### EXERCISE GOAL
Compile every line that includes the word "SPAK".

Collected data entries

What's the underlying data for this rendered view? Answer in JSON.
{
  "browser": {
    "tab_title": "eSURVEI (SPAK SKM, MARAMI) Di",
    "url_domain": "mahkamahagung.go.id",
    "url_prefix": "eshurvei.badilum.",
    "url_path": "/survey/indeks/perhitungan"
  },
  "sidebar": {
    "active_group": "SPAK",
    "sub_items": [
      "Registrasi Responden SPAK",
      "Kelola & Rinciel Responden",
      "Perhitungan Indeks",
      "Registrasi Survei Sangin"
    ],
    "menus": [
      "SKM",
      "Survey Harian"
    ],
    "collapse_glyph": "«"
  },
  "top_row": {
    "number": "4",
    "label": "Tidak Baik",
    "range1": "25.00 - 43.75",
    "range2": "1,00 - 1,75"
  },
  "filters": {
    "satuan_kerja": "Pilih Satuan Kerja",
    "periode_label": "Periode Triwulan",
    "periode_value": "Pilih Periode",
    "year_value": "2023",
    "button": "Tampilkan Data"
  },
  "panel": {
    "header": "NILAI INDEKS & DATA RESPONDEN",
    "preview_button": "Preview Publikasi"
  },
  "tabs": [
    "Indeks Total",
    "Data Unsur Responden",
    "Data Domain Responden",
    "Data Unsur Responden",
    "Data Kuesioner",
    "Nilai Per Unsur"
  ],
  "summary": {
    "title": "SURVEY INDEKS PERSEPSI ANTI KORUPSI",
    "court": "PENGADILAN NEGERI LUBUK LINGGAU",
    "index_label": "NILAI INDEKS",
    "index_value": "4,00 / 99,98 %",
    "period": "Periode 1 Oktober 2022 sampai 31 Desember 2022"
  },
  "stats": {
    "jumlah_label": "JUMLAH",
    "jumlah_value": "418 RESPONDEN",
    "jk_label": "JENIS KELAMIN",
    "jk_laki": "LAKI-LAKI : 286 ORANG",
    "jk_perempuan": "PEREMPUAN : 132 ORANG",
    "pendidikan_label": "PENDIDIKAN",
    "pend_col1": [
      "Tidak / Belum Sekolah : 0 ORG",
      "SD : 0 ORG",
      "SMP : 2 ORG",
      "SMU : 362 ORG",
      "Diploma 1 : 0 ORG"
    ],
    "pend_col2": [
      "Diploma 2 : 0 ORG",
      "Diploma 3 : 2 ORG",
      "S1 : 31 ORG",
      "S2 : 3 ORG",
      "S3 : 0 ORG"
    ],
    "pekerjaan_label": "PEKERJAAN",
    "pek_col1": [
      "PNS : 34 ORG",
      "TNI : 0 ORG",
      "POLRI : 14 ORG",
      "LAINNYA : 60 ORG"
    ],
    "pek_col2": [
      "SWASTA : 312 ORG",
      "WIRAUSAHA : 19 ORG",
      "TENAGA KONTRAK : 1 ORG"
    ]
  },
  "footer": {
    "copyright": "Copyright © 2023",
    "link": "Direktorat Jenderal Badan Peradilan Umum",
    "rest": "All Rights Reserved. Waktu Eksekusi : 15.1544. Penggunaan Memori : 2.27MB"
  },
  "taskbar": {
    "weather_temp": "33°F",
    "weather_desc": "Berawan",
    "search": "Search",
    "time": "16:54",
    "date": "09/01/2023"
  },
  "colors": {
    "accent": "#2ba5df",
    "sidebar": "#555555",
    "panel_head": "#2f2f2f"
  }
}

### SOLUTION TO THIS EXERCISE
    "tab_title": "eSURVEI (SPAK SKM, MARAMI) Di",
    "active_group": "SPAK",
      "Registrasi Responden SPAK",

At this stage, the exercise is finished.